- [PROBLEM DESCRIPTION]
Transcribe the listing exactly, leaving out every picture.

- [RECORDS SUPPLIED]
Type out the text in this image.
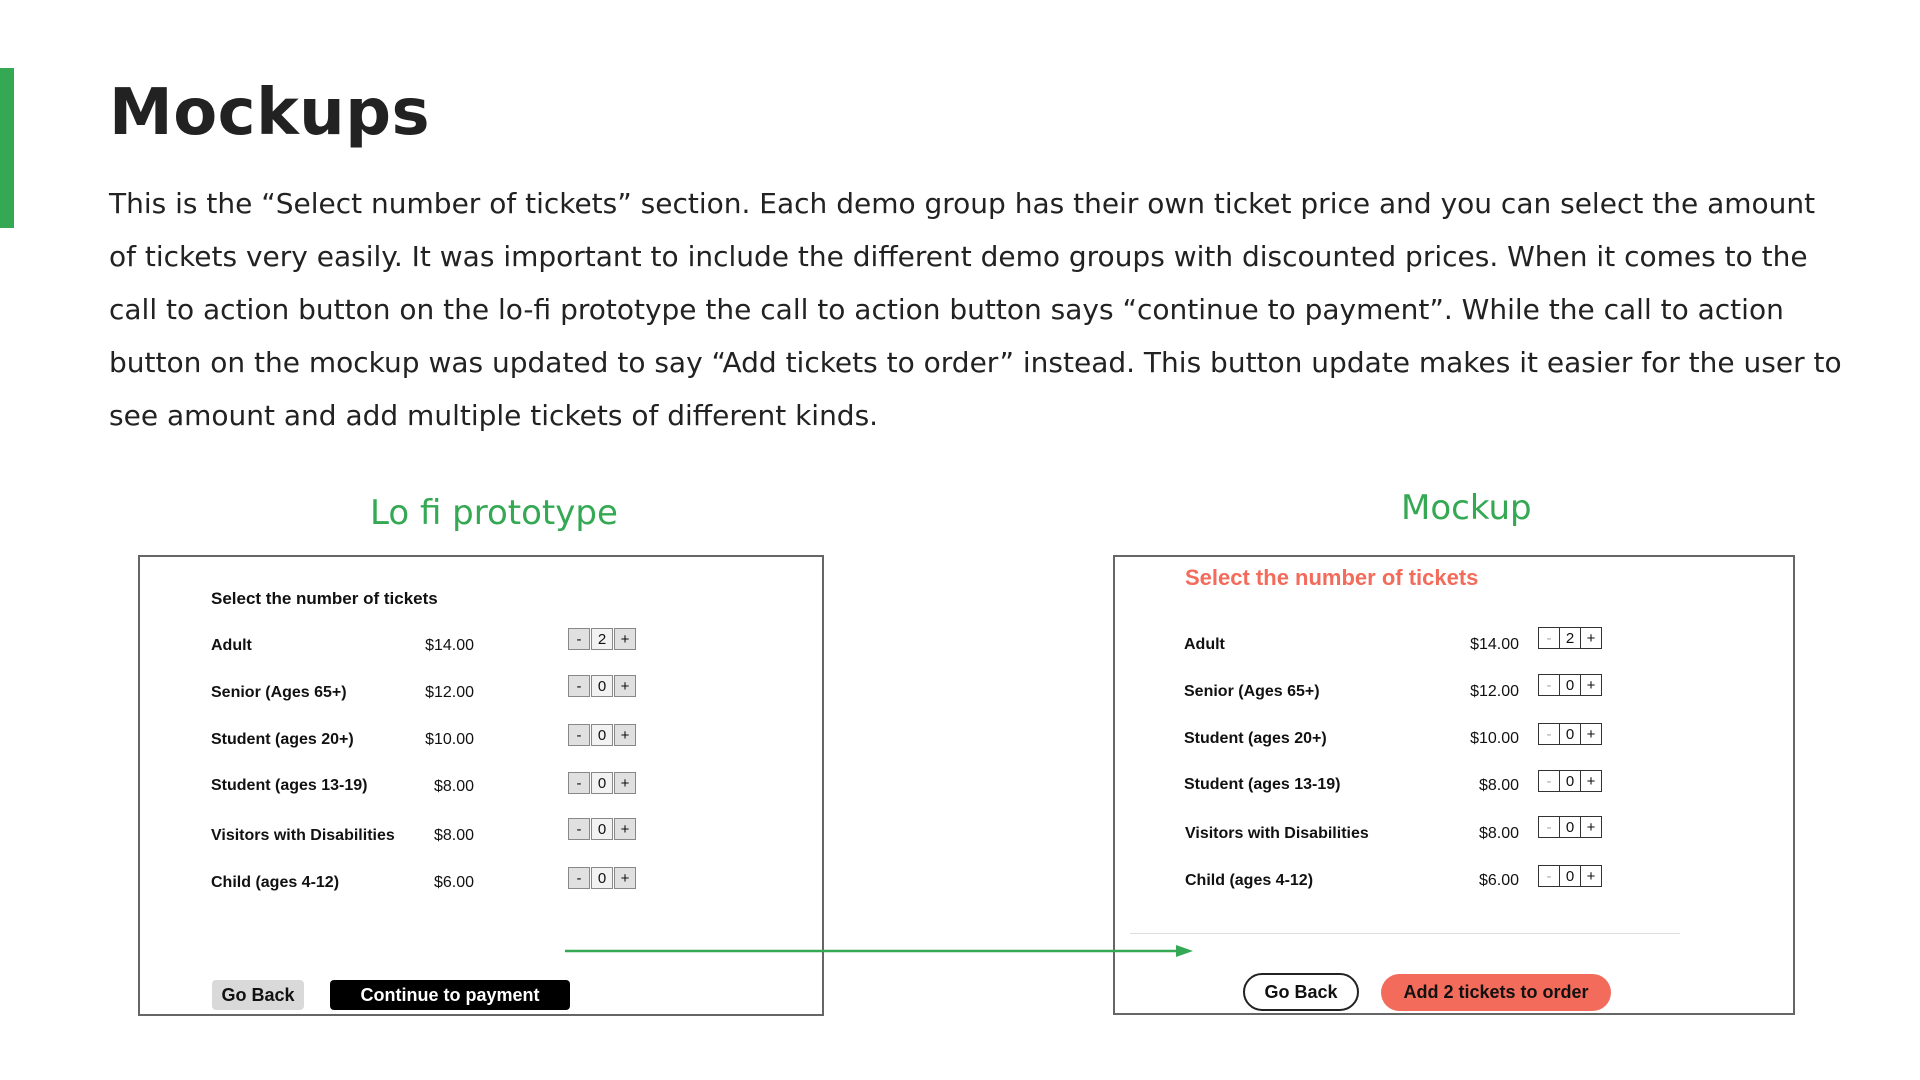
Mockups

This is the “Select number of tickets” section. Each demo group has their own ticket price and you can select the amount of tickets very easily. It was important to include the different demo groups with discounted prices. When it comes to the call to action button on the lo-fi prototype the call to action button says “continue to payment”. While the call to action button on the mockup was updated to say “Add tickets to order” instead. This button update makes it easier for the user to see amount and add multiple tickets of different kinds.

Lo fi prototype	Mockup

Select the number of tickets
Adult	$14.00	-	2 +
Senior (Ages 65+)	$12.00	-	0 +
Student (ages 20+)	$10.00	-	0 +
Student (ages 13-19)	$8.00	-	0 +
Visitors with Disabilities	$8.00	-	0 +
Child (ages 4-12)	$6.00	-	0 +
Go Back	Continue to payment
Select the number of tickets
Adult	$14.00	- 2 +
Senior (Ages 65+)	$12.00	- 0 +
Student (ages 20+)	$10.00	- 0 +
Student (ages 13-19)	$8.00	- 0 +
Visitors with Disabilities	$8.00	- 0 +
Child (ages 4-12)	$6.00	- 0 +
Go Back	Add 2 tickets to order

- [RESPONSE TO THIS EXERCISE]
Type out the text in this image.
Mockups

This is the “Select number of tickets” section. Each demo group has their own ticket price and you can select the amount of tickets very easily. It was important to include the different demo groups with discounted prices. When it comes to the call to action button on the lo-fi prototype the call to action button says “continue to payment”. While the call to action button on the mockup was updated to say “Add tickets to order” instead. This button update makes it easier for the user to see amount and add multiple tickets of different kinds.

Lo fi prototype	Mockup

Select the number of tickets
Adult	$14.00	-	2 +
Senior (Ages 65+)	$12.00	-	0 +
Student (ages 20+)	$10.00	-	0 +
Student (ages 13-19)	$8.00	-	0 +
Visitors with Disabilities	$8.00	-	0 +
Child (ages 4-12)	$6.00	-	0 +
Go Back	Continue to payment
Select the number of tickets
Adult	$14.00	- 2 +
Senior (Ages 65+)	$12.00	- 0 +
Student (ages 20+)	$10.00	- 0 +
Student (ages 13-19)	$8.00	- 0 +
Visitors with Disabilities	$8.00	- 0 +
Child (ages 4-12)	$6.00	- 0 +
Go Back	Add 2 tickets to order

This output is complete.